[Begin Information supplied]
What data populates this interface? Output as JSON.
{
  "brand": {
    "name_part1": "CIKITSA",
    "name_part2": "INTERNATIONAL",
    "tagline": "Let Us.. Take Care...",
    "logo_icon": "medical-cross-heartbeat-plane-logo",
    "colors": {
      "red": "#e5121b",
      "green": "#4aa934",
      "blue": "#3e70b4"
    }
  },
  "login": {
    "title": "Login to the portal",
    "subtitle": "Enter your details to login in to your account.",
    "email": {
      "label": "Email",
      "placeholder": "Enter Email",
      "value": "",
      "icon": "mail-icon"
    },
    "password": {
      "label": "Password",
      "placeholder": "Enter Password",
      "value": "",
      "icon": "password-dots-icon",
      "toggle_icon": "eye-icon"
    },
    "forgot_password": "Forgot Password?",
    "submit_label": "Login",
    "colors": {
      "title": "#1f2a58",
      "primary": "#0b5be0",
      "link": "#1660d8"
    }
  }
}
[End Information supplied]
(What needs to be done): Return the listing above in its exact form.

(Full solution):
What data populates this interface? Output as JSON.
{
  "brand": {
    "name_part1": "CIKITSA",
    "name_part2": "INTERNATIONAL",
    "tagline": "Let Us.. Take Care...",
    "logo_icon": "medical-cross-heartbeat-plane-logo",
    "colors": {
      "red": "#e5121b",
      "green": "#4aa934",
      "blue": "#3e70b4"
    }
  },
  "login": {
    "title": "Login to the portal",
    "subtitle": "Enter your details to login in to your account.",
    "email": {
      "label": "Email",
      "placeholder": "Enter Email",
      "value": "",
      "icon": "mail-icon"
    },
    "password": {
      "label": "Password",
      "placeholder": "Enter Password",
      "value": "",
      "icon": "password-dots-icon",
      "toggle_icon": "eye-icon"
    },
    "forgot_password": "Forgot Password?",
    "submit_label": "Login",
    "colors": {
      "title": "#1f2a58",
      "primary": "#0b5be0",
      "link": "#1660d8"
    }
  }
}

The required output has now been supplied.